Dataset records:
════════════════

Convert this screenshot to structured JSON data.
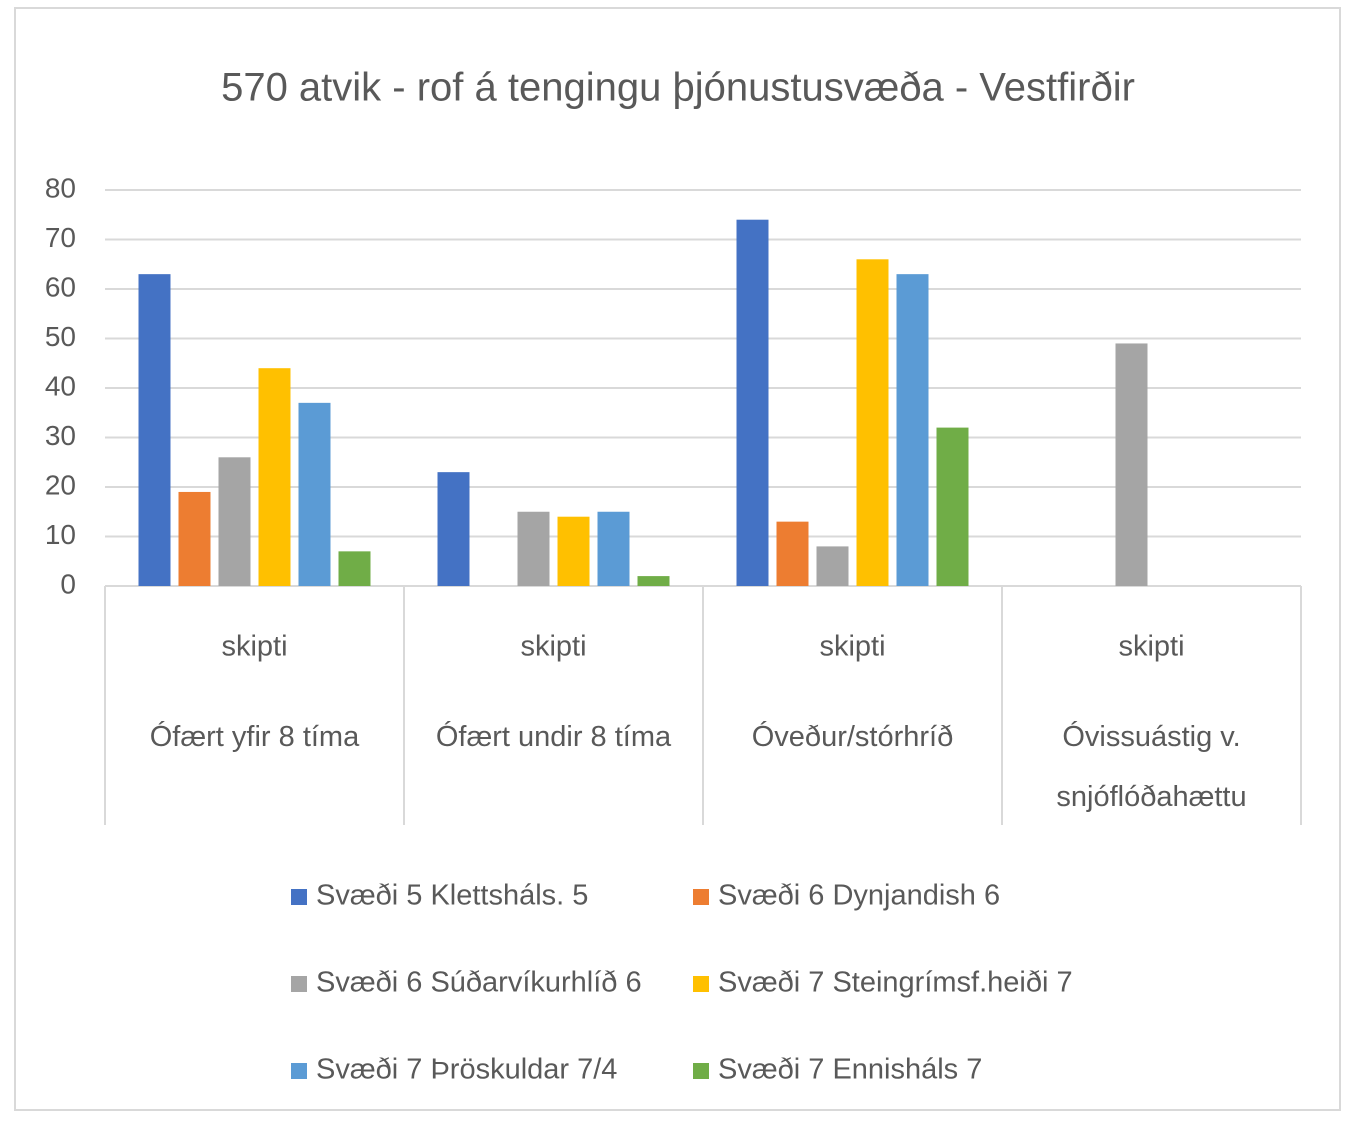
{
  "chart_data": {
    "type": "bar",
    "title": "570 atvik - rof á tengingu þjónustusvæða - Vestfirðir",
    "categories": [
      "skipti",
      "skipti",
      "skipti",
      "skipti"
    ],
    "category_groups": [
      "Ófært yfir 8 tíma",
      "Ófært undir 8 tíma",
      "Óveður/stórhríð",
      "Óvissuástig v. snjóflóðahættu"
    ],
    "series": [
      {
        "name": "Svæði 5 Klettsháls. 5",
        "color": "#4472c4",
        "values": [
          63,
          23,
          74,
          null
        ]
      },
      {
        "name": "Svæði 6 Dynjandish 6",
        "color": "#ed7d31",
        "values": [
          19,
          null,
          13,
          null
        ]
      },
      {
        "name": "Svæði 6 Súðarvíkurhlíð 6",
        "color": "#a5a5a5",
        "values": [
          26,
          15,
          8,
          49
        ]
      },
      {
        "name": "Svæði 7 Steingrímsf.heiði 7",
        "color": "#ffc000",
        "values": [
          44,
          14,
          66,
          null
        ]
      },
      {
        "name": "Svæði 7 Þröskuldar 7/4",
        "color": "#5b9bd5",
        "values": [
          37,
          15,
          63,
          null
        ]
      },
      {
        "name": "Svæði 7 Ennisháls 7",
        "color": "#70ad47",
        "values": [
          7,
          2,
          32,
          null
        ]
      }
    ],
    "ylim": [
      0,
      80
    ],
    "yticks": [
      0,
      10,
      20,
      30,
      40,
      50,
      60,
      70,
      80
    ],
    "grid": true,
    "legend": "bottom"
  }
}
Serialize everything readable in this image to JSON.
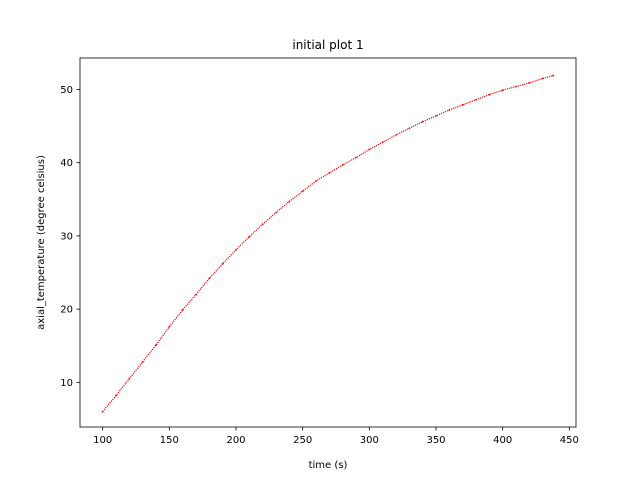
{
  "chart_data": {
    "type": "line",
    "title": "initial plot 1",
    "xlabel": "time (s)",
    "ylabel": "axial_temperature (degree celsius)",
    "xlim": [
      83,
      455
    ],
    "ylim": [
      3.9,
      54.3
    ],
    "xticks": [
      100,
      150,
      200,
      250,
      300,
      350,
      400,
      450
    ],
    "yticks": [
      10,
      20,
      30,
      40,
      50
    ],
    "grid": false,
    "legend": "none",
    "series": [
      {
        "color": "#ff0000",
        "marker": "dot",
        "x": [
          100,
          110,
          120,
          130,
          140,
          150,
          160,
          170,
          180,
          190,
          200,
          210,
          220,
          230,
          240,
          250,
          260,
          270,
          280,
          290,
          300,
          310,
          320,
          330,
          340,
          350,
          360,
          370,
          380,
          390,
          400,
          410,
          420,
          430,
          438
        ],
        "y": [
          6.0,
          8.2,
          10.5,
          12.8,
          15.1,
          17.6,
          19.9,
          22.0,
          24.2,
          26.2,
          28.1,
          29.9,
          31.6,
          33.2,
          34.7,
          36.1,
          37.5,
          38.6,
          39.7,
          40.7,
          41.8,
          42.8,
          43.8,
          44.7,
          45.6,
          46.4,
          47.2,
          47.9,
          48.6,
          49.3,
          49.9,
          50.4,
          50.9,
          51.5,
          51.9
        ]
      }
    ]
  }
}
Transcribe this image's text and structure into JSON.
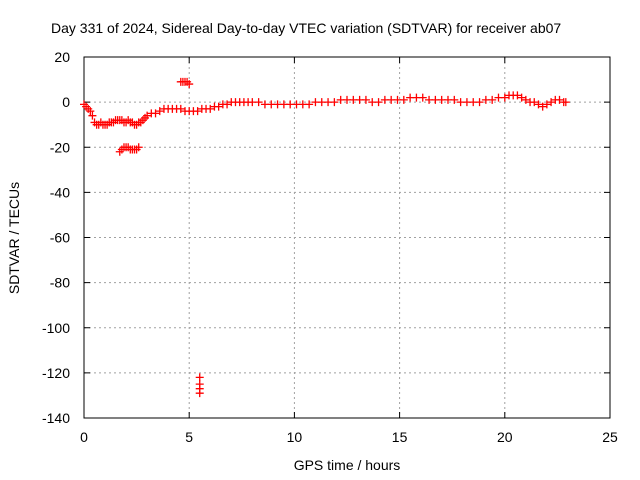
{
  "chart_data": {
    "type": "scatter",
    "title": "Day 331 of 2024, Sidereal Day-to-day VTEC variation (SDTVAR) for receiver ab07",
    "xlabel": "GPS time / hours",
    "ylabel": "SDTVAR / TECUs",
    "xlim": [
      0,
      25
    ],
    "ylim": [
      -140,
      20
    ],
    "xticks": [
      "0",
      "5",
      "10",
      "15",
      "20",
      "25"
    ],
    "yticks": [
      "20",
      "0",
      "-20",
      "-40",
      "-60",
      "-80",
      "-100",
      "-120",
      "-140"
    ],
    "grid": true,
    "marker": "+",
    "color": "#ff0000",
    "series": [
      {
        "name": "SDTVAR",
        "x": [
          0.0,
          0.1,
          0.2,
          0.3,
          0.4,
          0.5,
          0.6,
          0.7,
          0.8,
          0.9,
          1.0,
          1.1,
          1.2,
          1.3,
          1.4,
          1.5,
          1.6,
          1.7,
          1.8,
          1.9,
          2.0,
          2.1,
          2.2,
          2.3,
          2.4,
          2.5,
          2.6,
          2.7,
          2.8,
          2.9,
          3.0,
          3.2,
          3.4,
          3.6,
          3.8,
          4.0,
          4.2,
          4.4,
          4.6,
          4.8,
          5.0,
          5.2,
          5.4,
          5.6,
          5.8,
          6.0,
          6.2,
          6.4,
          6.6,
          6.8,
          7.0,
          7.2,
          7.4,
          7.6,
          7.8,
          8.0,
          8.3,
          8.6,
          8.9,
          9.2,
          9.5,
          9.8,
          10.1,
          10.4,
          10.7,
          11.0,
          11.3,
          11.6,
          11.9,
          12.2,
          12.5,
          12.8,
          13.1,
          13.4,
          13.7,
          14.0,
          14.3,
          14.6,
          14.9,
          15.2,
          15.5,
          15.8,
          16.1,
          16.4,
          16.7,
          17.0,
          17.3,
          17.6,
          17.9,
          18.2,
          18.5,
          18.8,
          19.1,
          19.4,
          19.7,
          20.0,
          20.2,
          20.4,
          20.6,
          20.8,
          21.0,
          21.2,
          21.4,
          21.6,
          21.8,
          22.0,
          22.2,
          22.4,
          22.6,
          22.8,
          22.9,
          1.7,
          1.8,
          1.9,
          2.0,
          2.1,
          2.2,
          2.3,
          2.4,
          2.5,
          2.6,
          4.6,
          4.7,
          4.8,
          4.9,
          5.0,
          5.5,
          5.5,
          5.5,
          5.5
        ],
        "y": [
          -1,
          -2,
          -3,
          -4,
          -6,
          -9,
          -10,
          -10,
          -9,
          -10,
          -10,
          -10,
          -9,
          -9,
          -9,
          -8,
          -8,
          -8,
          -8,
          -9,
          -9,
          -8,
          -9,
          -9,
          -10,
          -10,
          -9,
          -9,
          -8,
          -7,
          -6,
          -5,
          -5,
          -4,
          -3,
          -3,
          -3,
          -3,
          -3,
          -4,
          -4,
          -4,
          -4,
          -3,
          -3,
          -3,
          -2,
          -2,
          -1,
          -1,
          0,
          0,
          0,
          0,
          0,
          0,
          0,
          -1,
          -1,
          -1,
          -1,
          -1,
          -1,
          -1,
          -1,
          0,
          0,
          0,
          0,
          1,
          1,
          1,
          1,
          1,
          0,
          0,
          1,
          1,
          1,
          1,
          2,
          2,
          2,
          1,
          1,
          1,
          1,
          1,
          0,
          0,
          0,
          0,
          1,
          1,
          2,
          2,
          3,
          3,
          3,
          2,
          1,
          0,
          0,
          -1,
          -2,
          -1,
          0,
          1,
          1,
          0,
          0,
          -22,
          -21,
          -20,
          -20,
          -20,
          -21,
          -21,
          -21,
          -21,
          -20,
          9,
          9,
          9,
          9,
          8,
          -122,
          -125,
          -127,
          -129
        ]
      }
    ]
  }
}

════════════════

Requirements: Your task is to reproduce all of the material exactly. The pictures stay out.

Exercise solution:
Convert this screenshot to structured JSON data.
{
  "chart_data": {
    "type": "bar",
    "title": "570 atvik - rof á tengingu þjónustusvæða - Vestfirðir",
    "categories": [
      "skipti",
      "skipti",
      "skipti",
      "skipti"
    ],
    "category_groups": [
      "Ófært yfir 8 tíma",
      "Ófært undir 8 tíma",
      "Óveður/stórhríð",
      "Óvissuástig v. snjóflóðahættu"
    ],
    "series": [
      {
        "name": "Svæði 5 Klettsháls. 5",
        "color": "#4472c4",
        "values": [
          63,
          23,
          74,
          null
        ]
      },
      {
        "name": "Svæði 6 Dynjandish 6",
        "color": "#ed7d31",
        "values": [
          19,
          null,
          13,
          null
        ]
      },
      {
        "name": "Svæði 6 Súðarvíkurhlíð 6",
        "color": "#a5a5a5",
        "values": [
          26,
          15,
          8,
          49
        ]
      },
      {
        "name": "Svæði 7 Steingrímsf.heiði 7",
        "color": "#ffc000",
        "values": [
          44,
          14,
          66,
          null
        ]
      },
      {
        "name": "Svæði 7 Þröskuldar 7/4",
        "color": "#5b9bd5",
        "values": [
          37,
          15,
          63,
          null
        ]
      },
      {
        "name": "Svæði 7 Ennisháls 7",
        "color": "#70ad47",
        "values": [
          7,
          2,
          32,
          null
        ]
      }
    ],
    "ylim": [
      0,
      80
    ],
    "yticks": [
      0,
      10,
      20,
      30,
      40,
      50,
      60,
      70,
      80
    ],
    "grid": true,
    "legend": "bottom"
  }
}
Serialize everything readable in this image to JSON.
{
  "chart_data": {
    "type": "line",
    "title": "initial plot 1",
    "xlabel": "time (s)",
    "ylabel": "axial_temperature (degree celsius)",
    "xlim": [
      83,
      455
    ],
    "ylim": [
      3.9,
      54.3
    ],
    "xticks": [
      100,
      150,
      200,
      250,
      300,
      350,
      400,
      450
    ],
    "yticks": [
      10,
      20,
      30,
      40,
      50
    ],
    "grid": false,
    "legend": "none",
    "series": [
      {
        "color": "#ff0000",
        "marker": "dot",
        "x": [
          100,
          110,
          120,
          130,
          140,
          150,
          160,
          170,
          180,
          190,
          200,
          210,
          220,
          230,
          240,
          250,
          260,
          270,
          280,
          290,
          300,
          310,
          320,
          330,
          340,
          350,
          360,
          370,
          380,
          390,
          400,
          410,
          420,
          430,
          438
        ],
        "y": [
          6.0,
          8.2,
          10.5,
          12.8,
          15.1,
          17.6,
          19.9,
          22.0,
          24.2,
          26.2,
          28.1,
          29.9,
          31.6,
          33.2,
          34.7,
          36.1,
          37.5,
          38.6,
          39.7,
          40.7,
          41.8,
          42.8,
          43.8,
          44.7,
          45.6,
          46.4,
          47.2,
          47.9,
          48.6,
          49.3,
          49.9,
          50.4,
          50.9,
          51.5,
          51.9
        ]
      }
    ]
  }
}
Transcribe this image's text and structure into JSON.
{
  "chart_data": {
    "type": "scatter",
    "title": "Day 331 of 2024, Sidereal Day-to-day VTEC variation (SDTVAR) for receiver ab07",
    "xlabel": "GPS time / hours",
    "ylabel": "SDTVAR / TECUs",
    "xlim": [
      0,
      25
    ],
    "ylim": [
      -140,
      20
    ],
    "xticks": [
      "0",
      "5",
      "10",
      "15",
      "20",
      "25"
    ],
    "yticks": [
      "20",
      "0",
      "-20",
      "-40",
      "-60",
      "-80",
      "-100",
      "-120",
      "-140"
    ],
    "grid": true,
    "marker": "+",
    "color": "#ff0000",
    "series": [
      {
        "name": "SDTVAR",
        "x": [
          0.0,
          0.1,
          0.2,
          0.3,
          0.4,
          0.5,
          0.6,
          0.7,
          0.8,
          0.9,
          1.0,
          1.1,
          1.2,
          1.3,
          1.4,
          1.5,
          1.6,
          1.7,
          1.8,
          1.9,
          2.0,
          2.1,
          2.2,
          2.3,
          2.4,
          2.5,
          2.6,
          2.7,
          2.8,
          2.9,
          3.0,
          3.2,
          3.4,
          3.6,
          3.8,
          4.0,
          4.2,
          4.4,
          4.6,
          4.8,
          5.0,
          5.2,
          5.4,
          5.6,
          5.8,
          6.0,
          6.2,
          6.4,
          6.6,
          6.8,
          7.0,
          7.2,
          7.4,
          7.6,
          7.8,
          8.0,
          8.3,
          8.6,
          8.9,
          9.2,
          9.5,
          9.8,
          10.1,
          10.4,
          10.7,
          11.0,
          11.3,
          11.6,
          11.9,
          12.2,
          12.5,
          12.8,
          13.1,
          13.4,
          13.7,
          14.0,
          14.3,
          14.6,
          14.9,
          15.2,
          15.5,
          15.8,
          16.1,
          16.4,
          16.7,
          17.0,
          17.3,
          17.6,
          17.9,
          18.2,
          18.5,
          18.8,
          19.1,
          19.4,
          19.7,
          20.0,
          20.2,
          20.4,
          20.6,
          20.8,
          21.0,
          21.2,
          21.4,
          21.6,
          21.8,
          22.0,
          22.2,
          22.4,
          22.6,
          22.8,
          22.9,
          1.7,
          1.8,
          1.9,
          2.0,
          2.1,
          2.2,
          2.3,
          2.4,
          2.5,
          2.6,
          4.6,
          4.7,
          4.8,
          4.9,
          5.0,
          5.5,
          5.5,
          5.5,
          5.5
        ],
        "y": [
          -1,
          -2,
          -3,
          -4,
          -6,
          -9,
          -10,
          -10,
          -9,
          -10,
          -10,
          -10,
          -9,
          -9,
          -9,
          -8,
          -8,
          -8,
          -8,
          -9,
          -9,
          -8,
          -9,
          -9,
          -10,
          -10,
          -9,
          -9,
          -8,
          -7,
          -6,
          -5,
          -5,
          -4,
          -3,
          -3,
          -3,
          -3,
          -3,
          -4,
          -4,
          -4,
          -4,
          -3,
          -3,
          -3,
          -2,
          -2,
          -1,
          -1,
          0,
          0,
          0,
          0,
          0,
          0,
          0,
          -1,
          -1,
          -1,
          -1,
          -1,
          -1,
          -1,
          -1,
          0,
          0,
          0,
          0,
          1,
          1,
          1,
          1,
          1,
          0,
          0,
          1,
          1,
          1,
          1,
          2,
          2,
          2,
          1,
          1,
          1,
          1,
          1,
          0,
          0,
          0,
          0,
          1,
          1,
          2,
          2,
          3,
          3,
          3,
          2,
          1,
          0,
          0,
          -1,
          -2,
          -1,
          0,
          1,
          1,
          0,
          0,
          -22,
          -21,
          -20,
          -20,
          -20,
          -21,
          -21,
          -21,
          -21,
          -20,
          9,
          9,
          9,
          9,
          8,
          -122,
          -125,
          -127,
          -129
        ]
      }
    ]
  }
}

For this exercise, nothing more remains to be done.